[Collected data entries]
══════

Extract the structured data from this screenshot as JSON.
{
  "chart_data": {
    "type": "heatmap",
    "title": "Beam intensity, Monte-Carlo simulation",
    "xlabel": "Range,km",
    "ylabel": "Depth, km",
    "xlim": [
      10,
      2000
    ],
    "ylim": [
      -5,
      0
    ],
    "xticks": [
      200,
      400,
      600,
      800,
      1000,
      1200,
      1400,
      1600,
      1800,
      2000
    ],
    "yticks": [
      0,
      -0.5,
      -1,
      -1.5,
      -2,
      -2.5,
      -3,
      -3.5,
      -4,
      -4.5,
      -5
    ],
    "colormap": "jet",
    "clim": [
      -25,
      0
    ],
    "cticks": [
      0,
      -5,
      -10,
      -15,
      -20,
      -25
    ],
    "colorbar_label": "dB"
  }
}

══════

▶ [WHAT NEEDS TO BE DONE]:
Write out the entries in full, exactly as given.

▶ [ANSWER TO THIS TASK]:
Extract the structured data from this screenshot as JSON.
{
  "chart_data": {
    "type": "heatmap",
    "title": "Beam intensity, Monte-Carlo simulation",
    "xlabel": "Range,km",
    "ylabel": "Depth, km",
    "xlim": [
      10,
      2000
    ],
    "ylim": [
      -5,
      0
    ],
    "xticks": [
      200,
      400,
      600,
      800,
      1000,
      1200,
      1400,
      1600,
      1800,
      2000
    ],
    "yticks": [
      0,
      -0.5,
      -1,
      -1.5,
      -2,
      -2.5,
      -3,
      -3.5,
      -4,
      -4.5,
      -5
    ],
    "colormap": "jet",
    "clim": [
      -25,
      0
    ],
    "cticks": [
      0,
      -5,
      -10,
      -15,
      -20,
      -25
    ],
    "colorbar_label": "dB"
  }
}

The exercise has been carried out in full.